PROBLEM TO WORK ON → Without including any images, repeat the data exactly.
## begin
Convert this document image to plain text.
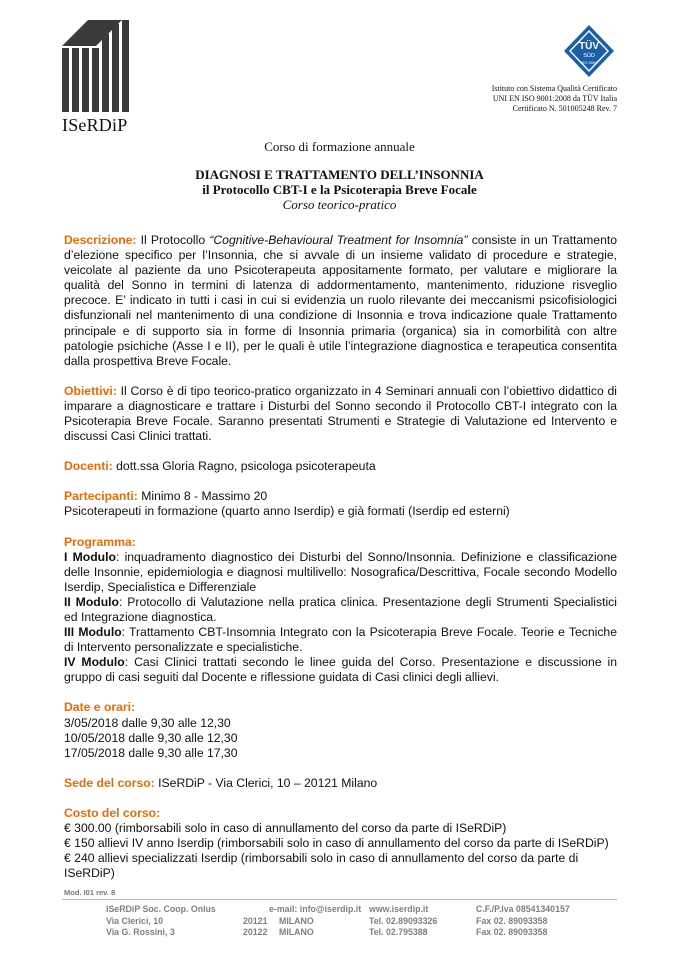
ISeRDiP
TÜV
SÜD
ISO 9001
Istituto con Sistema Qualità Certificato
UNI EN ISO 9001:2008 da TÜV Italia
Certificato N. 501005248 Rev. 7
Corso di formazione annuale
DIAGNOSI E TRATTAMENTO DELL’INSONNIA
il Protocollo CBT-I e la Psicoterapia Breve Focale
Corso teorico-pratico

Descrizione: Il Protocollo “Cognitive-Behavioural Treatment for Insomnia” consiste in un Trattamento d’elezione specifico per l’Insonnia, che si avvale di un insieme validato di procedure e strategie, veicolate al paziente da uno Psicoterapeuta appositamente formato, per valutare e migliorare la qualità del Sonno in termini di latenza di addormentamento, mantenimento, riduzione risveglio precoce. E’ indicato in tutti i casi in cui si evidenzia un ruolo rilevante dei meccanismi psicofisiologici disfunzionali nel mantenimento di una condizione di Insonnia e trova indicazione quale Trattamento principale e di supporto sia in forme di Insonnia primaria (organica) sia in comorbilità con altre patologie psichiche (Asse I e II), per le quali è utile l’integrazione diagnostica e terapeutica consentita dalla prospettiva Breve Focale.

Obiettivi: Il Corso è di tipo teorico-pratico organizzato in 4 Seminari annuali con l’obiettivo didattico di imparare a diagnosticare e trattare i Disturbi del Sonno secondo il Protocollo CBT-I integrato con la Psicoterapia Breve Focale. Saranno presentati Strumenti e Strategie di Valutazione ed Intervento e discussi Casi Clinici trattati.

Docenti: dott.ssa Gloria Ragno, psicologa psicoterapeuta

Partecipanti: Minimo 8 - Massimo 20
Psicoterapeuti in formazione (quarto anno Iserdip) e già formati (Iserdip ed esterni)

Programma:

I Modulo: inquadramento diagnostico dei Disturbi del Sonno/Insonnia. Definizione e classificazione delle Insonnie, epidemiologia e diagnosi multilivello: Nosografica/Descrittiva, Focale secondo Modello Iserdip, Specialistica e Differenziale

II Modulo: Protocollo di Valutazione nella pratica clinica. Presentazione degli Strumenti Specialistici ed Integrazione diagnostica.

III Modulo: Trattamento CBT-Insomnia Integrato con la Psicoterapia Breve Focale. Teorie e Tecniche di Intervento personalizzate e specialistiche.

IV Modulo: Casi Clinici trattati secondo le linee guida del Corso. Presentazione e discussione in gruppo di casi seguiti dal Docente e riflessione guidata di Casi clinici degli allievi.

Date e orari:

3/05/2018 dalle 9,30 alle 12,30

10/05/2018 dalle 9,30 alle 12,30

17/05/2018 dalle 9,30 alle 17,30

Sede del corso: ISeRDiP - Via Clerici, 10 – 20121 Milano

Costo del corso:

€ 300.00 (rimborsabili solo in caso di annullamento del corso da parte di ISeRDiP)

€ 150 allievi IV anno Iserdip (rimborsabili solo in caso di annullamento del corso da parte di ISeRDiP)

€ 240 allievi specializzati Iserdip (rimborsabili solo in caso di annullamento del corso da parte di ISeRDiP)

Mod. I01 rev. 8
ISeRDiP Soc. Coop. Onlus	e-mail: info@iserdip.it www.iserdip.it	C.F./P.Iva 08541340157
Via Clerici, 10	20121 MILANO	Tel. 02.89093326	Fax 02. 89093358
Via G. Rossini, 3	20122 MILANO	Tel. 02.795388	Fax 02. 89093358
## end
SOLUTION TO THIS PROBLEM →
Convert this document image to plain text.
ISeRDiP
TÜV
SÜD
ISO 9001
Istituto con Sistema Qualità Certificato
UNI EN ISO 9001:2008 da TÜV Italia
Certificato N. 501005248 Rev. 7
Corso di formazione annuale
DIAGNOSI E TRATTAMENTO DELL’INSONNIA
il Protocollo CBT-I e la Psicoterapia Breve Focale
Corso teorico-pratico

Descrizione: Il Protocollo “Cognitive-Behavioural Treatment for Insomnia” consiste in un Trattamento d’elezione specifico per l’Insonnia, che si avvale di un insieme validato di procedure e strategie, veicolate al paziente da uno Psicoterapeuta appositamente formato, per valutare e migliorare la qualità del Sonno in termini di latenza di addormentamento, mantenimento, riduzione risveglio precoce. E’ indicato in tutti i casi in cui si evidenzia un ruolo rilevante dei meccanismi psicofisiologici disfunzionali nel mantenimento di una condizione di Insonnia e trova indicazione quale Trattamento principale e di supporto sia in forme di Insonnia primaria (organica) sia in comorbilità con altre patologie psichiche (Asse I e II), per le quali è utile l’integrazione diagnostica e terapeutica consentita dalla prospettiva Breve Focale.

Obiettivi: Il Corso è di tipo teorico-pratico organizzato in 4 Seminari annuali con l’obiettivo didattico di imparare a diagnosticare e trattare i Disturbi del Sonno secondo il Protocollo CBT-I integrato con la Psicoterapia Breve Focale. Saranno presentati Strumenti e Strategie di Valutazione ed Intervento e discussi Casi Clinici trattati.

Docenti: dott.ssa Gloria Ragno, psicologa psicoterapeuta

Partecipanti: Minimo 8 - Massimo 20
Psicoterapeuti in formazione (quarto anno Iserdip) e già formati (Iserdip ed esterni)

Programma:

I Modulo: inquadramento diagnostico dei Disturbi del Sonno/Insonnia. Definizione e classificazione delle Insonnie, epidemiologia e diagnosi multilivello: Nosografica/Descrittiva, Focale secondo Modello Iserdip, Specialistica e Differenziale

II Modulo: Protocollo di Valutazione nella pratica clinica. Presentazione degli Strumenti Specialistici ed Integrazione diagnostica.

III Modulo: Trattamento CBT-Insomnia Integrato con la Psicoterapia Breve Focale. Teorie e Tecniche di Intervento personalizzate e specialistiche.

IV Modulo: Casi Clinici trattati secondo le linee guida del Corso. Presentazione e discussione in gruppo di casi seguiti dal Docente e riflessione guidata di Casi clinici degli allievi.

Date e orari:

3/05/2018 dalle 9,30 alle 12,30

10/05/2018 dalle 9,30 alle 12,30

17/05/2018 dalle 9,30 alle 17,30

Sede del corso: ISeRDiP - Via Clerici, 10 – 20121 Milano

Costo del corso:

€ 300.00 (rimborsabili solo in caso di annullamento del corso da parte di ISeRDiP)

€ 150 allievi IV anno Iserdip (rimborsabili solo in caso di annullamento del corso da parte di ISeRDiP)

€ 240 allievi specializzati Iserdip (rimborsabili solo in caso di annullamento del corso da parte di ISeRDiP)

Mod. I01 rev. 8
ISeRDiP Soc. Coop. Onlus	e-mail: info@iserdip.it www.iserdip.it	C.F./P.Iva 08541340157
Via Clerici, 10	20121 MILANO	Tel. 02.89093326	Fax 02. 89093358
Via G. Rossini, 3	20122 MILANO	Tel. 02.795388	Fax 02. 89093358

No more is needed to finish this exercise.